Data supplied:

■ ■ ■

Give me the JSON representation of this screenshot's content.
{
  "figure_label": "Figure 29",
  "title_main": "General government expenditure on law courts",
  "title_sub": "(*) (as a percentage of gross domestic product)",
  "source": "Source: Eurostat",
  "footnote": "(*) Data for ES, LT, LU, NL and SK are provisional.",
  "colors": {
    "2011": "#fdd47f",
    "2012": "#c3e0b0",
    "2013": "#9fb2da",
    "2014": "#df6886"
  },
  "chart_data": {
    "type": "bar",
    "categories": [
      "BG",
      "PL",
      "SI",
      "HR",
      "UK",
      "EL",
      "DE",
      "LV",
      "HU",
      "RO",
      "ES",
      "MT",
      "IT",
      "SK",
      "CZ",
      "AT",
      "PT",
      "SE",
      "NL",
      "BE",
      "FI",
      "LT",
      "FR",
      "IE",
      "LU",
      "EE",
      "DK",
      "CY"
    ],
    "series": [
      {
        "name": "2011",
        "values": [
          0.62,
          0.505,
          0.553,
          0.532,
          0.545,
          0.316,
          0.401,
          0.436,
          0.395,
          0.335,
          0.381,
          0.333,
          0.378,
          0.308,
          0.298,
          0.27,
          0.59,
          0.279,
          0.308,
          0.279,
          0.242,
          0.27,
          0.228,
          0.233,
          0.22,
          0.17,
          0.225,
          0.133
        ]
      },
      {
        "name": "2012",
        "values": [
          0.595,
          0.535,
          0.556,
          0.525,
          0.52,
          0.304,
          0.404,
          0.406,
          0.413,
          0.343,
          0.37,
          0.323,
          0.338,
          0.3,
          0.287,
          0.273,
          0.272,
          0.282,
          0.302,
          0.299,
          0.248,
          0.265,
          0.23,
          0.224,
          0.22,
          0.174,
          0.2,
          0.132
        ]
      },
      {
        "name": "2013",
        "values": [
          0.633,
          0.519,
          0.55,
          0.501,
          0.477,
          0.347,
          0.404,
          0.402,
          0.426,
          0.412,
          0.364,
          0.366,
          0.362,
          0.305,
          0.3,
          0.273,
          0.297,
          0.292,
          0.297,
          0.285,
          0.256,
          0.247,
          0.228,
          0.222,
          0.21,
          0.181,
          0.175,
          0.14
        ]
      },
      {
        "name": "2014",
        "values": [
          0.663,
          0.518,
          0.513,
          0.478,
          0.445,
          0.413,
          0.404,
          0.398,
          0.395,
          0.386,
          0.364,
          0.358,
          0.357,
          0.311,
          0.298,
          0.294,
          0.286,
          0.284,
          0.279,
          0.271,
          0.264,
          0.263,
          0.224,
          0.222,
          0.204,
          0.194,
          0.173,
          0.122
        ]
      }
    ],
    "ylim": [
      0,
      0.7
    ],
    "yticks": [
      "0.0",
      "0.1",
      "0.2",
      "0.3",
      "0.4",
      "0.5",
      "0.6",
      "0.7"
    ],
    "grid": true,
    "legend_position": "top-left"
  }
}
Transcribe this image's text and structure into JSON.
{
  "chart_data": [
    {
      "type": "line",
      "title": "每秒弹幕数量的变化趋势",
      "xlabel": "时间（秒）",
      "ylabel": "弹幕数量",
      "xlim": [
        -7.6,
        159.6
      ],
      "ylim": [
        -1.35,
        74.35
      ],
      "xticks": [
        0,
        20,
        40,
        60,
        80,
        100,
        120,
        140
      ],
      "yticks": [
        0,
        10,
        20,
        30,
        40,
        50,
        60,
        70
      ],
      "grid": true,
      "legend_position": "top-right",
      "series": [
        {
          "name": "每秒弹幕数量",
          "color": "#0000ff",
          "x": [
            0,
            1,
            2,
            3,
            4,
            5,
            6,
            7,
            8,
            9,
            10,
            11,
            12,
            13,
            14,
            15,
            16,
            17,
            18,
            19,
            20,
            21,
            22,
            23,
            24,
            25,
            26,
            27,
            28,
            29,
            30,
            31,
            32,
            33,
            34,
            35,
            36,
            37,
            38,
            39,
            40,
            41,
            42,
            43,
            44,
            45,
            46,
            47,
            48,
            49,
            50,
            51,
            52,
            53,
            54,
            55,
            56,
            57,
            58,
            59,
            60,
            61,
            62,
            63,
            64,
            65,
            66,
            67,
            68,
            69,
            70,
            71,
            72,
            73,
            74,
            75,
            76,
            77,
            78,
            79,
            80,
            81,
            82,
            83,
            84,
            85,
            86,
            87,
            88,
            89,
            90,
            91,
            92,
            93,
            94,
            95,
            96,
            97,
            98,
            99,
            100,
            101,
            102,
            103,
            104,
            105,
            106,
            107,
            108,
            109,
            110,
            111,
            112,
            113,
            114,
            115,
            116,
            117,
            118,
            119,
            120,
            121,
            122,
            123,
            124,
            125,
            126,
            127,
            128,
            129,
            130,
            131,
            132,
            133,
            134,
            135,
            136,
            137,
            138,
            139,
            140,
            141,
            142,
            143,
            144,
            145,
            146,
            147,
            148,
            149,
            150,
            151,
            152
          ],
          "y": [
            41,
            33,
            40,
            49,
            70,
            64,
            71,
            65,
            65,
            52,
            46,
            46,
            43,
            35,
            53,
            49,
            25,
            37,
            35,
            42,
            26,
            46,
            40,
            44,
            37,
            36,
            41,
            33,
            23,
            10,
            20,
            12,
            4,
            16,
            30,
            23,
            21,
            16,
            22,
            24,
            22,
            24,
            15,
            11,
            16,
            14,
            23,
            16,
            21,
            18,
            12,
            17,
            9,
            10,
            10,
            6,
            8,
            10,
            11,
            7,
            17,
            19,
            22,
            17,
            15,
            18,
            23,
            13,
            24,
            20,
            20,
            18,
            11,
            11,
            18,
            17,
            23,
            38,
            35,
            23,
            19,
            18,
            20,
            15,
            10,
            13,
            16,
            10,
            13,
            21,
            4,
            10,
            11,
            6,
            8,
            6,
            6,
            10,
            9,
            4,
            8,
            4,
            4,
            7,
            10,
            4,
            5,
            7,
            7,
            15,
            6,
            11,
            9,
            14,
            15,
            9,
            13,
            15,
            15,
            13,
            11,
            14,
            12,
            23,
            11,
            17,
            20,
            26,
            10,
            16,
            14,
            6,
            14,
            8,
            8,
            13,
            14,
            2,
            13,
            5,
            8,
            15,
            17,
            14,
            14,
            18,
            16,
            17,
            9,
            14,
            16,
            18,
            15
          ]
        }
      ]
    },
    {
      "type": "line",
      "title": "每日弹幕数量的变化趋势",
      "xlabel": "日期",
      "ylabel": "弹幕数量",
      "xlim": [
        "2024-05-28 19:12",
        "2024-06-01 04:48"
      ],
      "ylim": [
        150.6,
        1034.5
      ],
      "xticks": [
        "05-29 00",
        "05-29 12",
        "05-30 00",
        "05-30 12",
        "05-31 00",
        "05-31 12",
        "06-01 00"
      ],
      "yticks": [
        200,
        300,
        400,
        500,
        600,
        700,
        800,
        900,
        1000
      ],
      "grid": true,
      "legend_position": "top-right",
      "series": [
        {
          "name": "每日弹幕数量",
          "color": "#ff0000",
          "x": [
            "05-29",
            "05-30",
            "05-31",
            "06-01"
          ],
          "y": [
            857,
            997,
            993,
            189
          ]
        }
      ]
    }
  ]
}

■ ■ ■

Please quote the records above exactly, without skipping a line.

Give me the JSON representation of this screenshot's content.
{
  "figure_label": "Figure 29",
  "title_main": "General government expenditure on law courts",
  "title_sub": "(*) (as a percentage of gross domestic product)",
  "source": "Source: Eurostat",
  "footnote": "(*) Data for ES, LT, LU, NL and SK are provisional.",
  "colors": {
    "2011": "#fdd47f",
    "2012": "#c3e0b0",
    "2013": "#9fb2da",
    "2014": "#df6886"
  },
  "chart_data": {
    "type": "bar",
    "categories": [
      "BG",
      "PL",
      "SI",
      "HR",
      "UK",
      "EL",
      "DE",
      "LV",
      "HU",
      "RO",
      "ES",
      "MT",
      "IT",
      "SK",
      "CZ",
      "AT",
      "PT",
      "SE",
      "NL",
      "BE",
      "FI",
      "LT",
      "FR",
      "IE",
      "LU",
      "EE",
      "DK",
      "CY"
    ],
    "series": [
      {
        "name": "2011",
        "values": [
          0.62,
          0.505,
          0.553,
          0.532,
          0.545,
          0.316,
          0.401,
          0.436,
          0.395,
          0.335,
          0.381,
          0.333,
          0.378,
          0.308,
          0.298,
          0.27,
          0.59,
          0.279,
          0.308,
          0.279,
          0.242,
          0.27,
          0.228,
          0.233,
          0.22,
          0.17,
          0.225,
          0.133
        ]
      },
      {
        "name": "2012",
        "values": [
          0.595,
          0.535,
          0.556,
          0.525,
          0.52,
          0.304,
          0.404,
          0.406,
          0.413,
          0.343,
          0.37,
          0.323,
          0.338,
          0.3,
          0.287,
          0.273,
          0.272,
          0.282,
          0.302,
          0.299,
          0.248,
          0.265,
          0.23,
          0.224,
          0.22,
          0.174,
          0.2,
          0.132
        ]
      },
      {
        "name": "2013",
        "values": [
          0.633,
          0.519,
          0.55,
          0.501,
          0.477,
          0.347,
          0.404,
          0.402,
          0.426,
          0.412,
          0.364,
          0.366,
          0.362,
          0.305,
          0.3,
          0.273,
          0.297,
          0.292,
          0.297,
          0.285,
          0.256,
          0.247,
          0.228,
          0.222,
          0.21,
          0.181,
          0.175,
          0.14
        ]
      },
      {
        "name": "2014",
        "values": [
          0.663,
          0.518,
          0.513,
          0.478,
          0.445,
          0.413,
          0.404,
          0.398,
          0.395,
          0.386,
          0.364,
          0.358,
          0.357,
          0.311,
          0.298,
          0.294,
          0.286,
          0.284,
          0.279,
          0.271,
          0.264,
          0.263,
          0.224,
          0.222,
          0.204,
          0.194,
          0.173,
          0.122
        ]
      }
    ],
    "ylim": [
      0,
      0.7
    ],
    "yticks": [
      "0.0",
      "0.1",
      "0.2",
      "0.3",
      "0.4",
      "0.5",
      "0.6",
      "0.7"
    ],
    "grid": true,
    "legend_position": "top-left"
  }
}
Transcribe this image's text and structure into JSON.
{
  "chart_data": [
    {
      "type": "line",
      "title": "每秒弹幕数量的变化趋势",
      "xlabel": "时间（秒）",
      "ylabel": "弹幕数量",
      "xlim": [
        -7.6,
        159.6
      ],
      "ylim": [
        -1.35,
        74.35
      ],
      "xticks": [
        0,
        20,
        40,
        60,
        80,
        100,
        120,
        140
      ],
      "yticks": [
        0,
        10,
        20,
        30,
        40,
        50,
        60,
        70
      ],
      "grid": true,
      "legend_position": "top-right",
      "series": [
        {
          "name": "每秒弹幕数量",
          "color": "#0000ff",
          "x": [
            0,
            1,
            2,
            3,
            4,
            5,
            6,
            7,
            8,
            9,
            10,
            11,
            12,
            13,
            14,
            15,
            16,
            17,
            18,
            19,
            20,
            21,
            22,
            23,
            24,
            25,
            26,
            27,
            28,
            29,
            30,
            31,
            32,
            33,
            34,
            35,
            36,
            37,
            38,
            39,
            40,
            41,
            42,
            43,
            44,
            45,
            46,
            47,
            48,
            49,
            50,
            51,
            52,
            53,
            54,
            55,
            56,
            57,
            58,
            59,
            60,
            61,
            62,
            63,
            64,
            65,
            66,
            67,
            68,
            69,
            70,
            71,
            72,
            73,
            74,
            75,
            76,
            77,
            78,
            79,
            80,
            81,
            82,
            83,
            84,
            85,
            86,
            87,
            88,
            89,
            90,
            91,
            92,
            93,
            94,
            95,
            96,
            97,
            98,
            99,
            100,
            101,
            102,
            103,
            104,
            105,
            106,
            107,
            108,
            109,
            110,
            111,
            112,
            113,
            114,
            115,
            116,
            117,
            118,
            119,
            120,
            121,
            122,
            123,
            124,
            125,
            126,
            127,
            128,
            129,
            130,
            131,
            132,
            133,
            134,
            135,
            136,
            137,
            138,
            139,
            140,
            141,
            142,
            143,
            144,
            145,
            146,
            147,
            148,
            149,
            150,
            151,
            152
          ],
          "y": [
            41,
            33,
            40,
            49,
            70,
            64,
            71,
            65,
            65,
            52,
            46,
            46,
            43,
            35,
            53,
            49,
            25,
            37,
            35,
            42,
            26,
            46,
            40,
            44,
            37,
            36,
            41,
            33,
            23,
            10,
            20,
            12,
            4,
            16,
            30,
            23,
            21,
            16,
            22,
            24,
            22,
            24,
            15,
            11,
            16,
            14,
            23,
            16,
            21,
            18,
            12,
            17,
            9,
            10,
            10,
            6,
            8,
            10,
            11,
            7,
            17,
            19,
            22,
            17,
            15,
            18,
            23,
            13,
            24,
            20,
            20,
            18,
            11,
            11,
            18,
            17,
            23,
            38,
            35,
            23,
            19,
            18,
            20,
            15,
            10,
            13,
            16,
            10,
            13,
            21,
            4,
            10,
            11,
            6,
            8,
            6,
            6,
            10,
            9,
            4,
            8,
            4,
            4,
            7,
            10,
            4,
            5,
            7,
            7,
            15,
            6,
            11,
            9,
            14,
            15,
            9,
            13,
            15,
            15,
            13,
            11,
            14,
            12,
            23,
            11,
            17,
            20,
            26,
            10,
            16,
            14,
            6,
            14,
            8,
            8,
            13,
            14,
            2,
            13,
            5,
            8,
            15,
            17,
            14,
            14,
            18,
            16,
            17,
            9,
            14,
            16,
            18,
            15
          ]
        }
      ]
    },
    {
      "type": "line",
      "title": "每日弹幕数量的变化趋势",
      "xlabel": "日期",
      "ylabel": "弹幕数量",
      "xlim": [
        "2024-05-28 19:12",
        "2024-06-01 04:48"
      ],
      "ylim": [
        150.6,
        1034.5
      ],
      "xticks": [
        "05-29 00",
        "05-29 12",
        "05-30 00",
        "05-30 12",
        "05-31 00",
        "05-31 12",
        "06-01 00"
      ],
      "yticks": [
        200,
        300,
        400,
        500,
        600,
        700,
        800,
        900,
        1000
      ],
      "grid": true,
      "legend_position": "top-right",
      "series": [
        {
          "name": "每日弹幕数量",
          "color": "#ff0000",
          "x": [
            "05-29",
            "05-30",
            "05-31",
            "06-01"
          ],
          "y": [
            857,
            997,
            993,
            189
          ]
        }
      ]
    }
  ]
}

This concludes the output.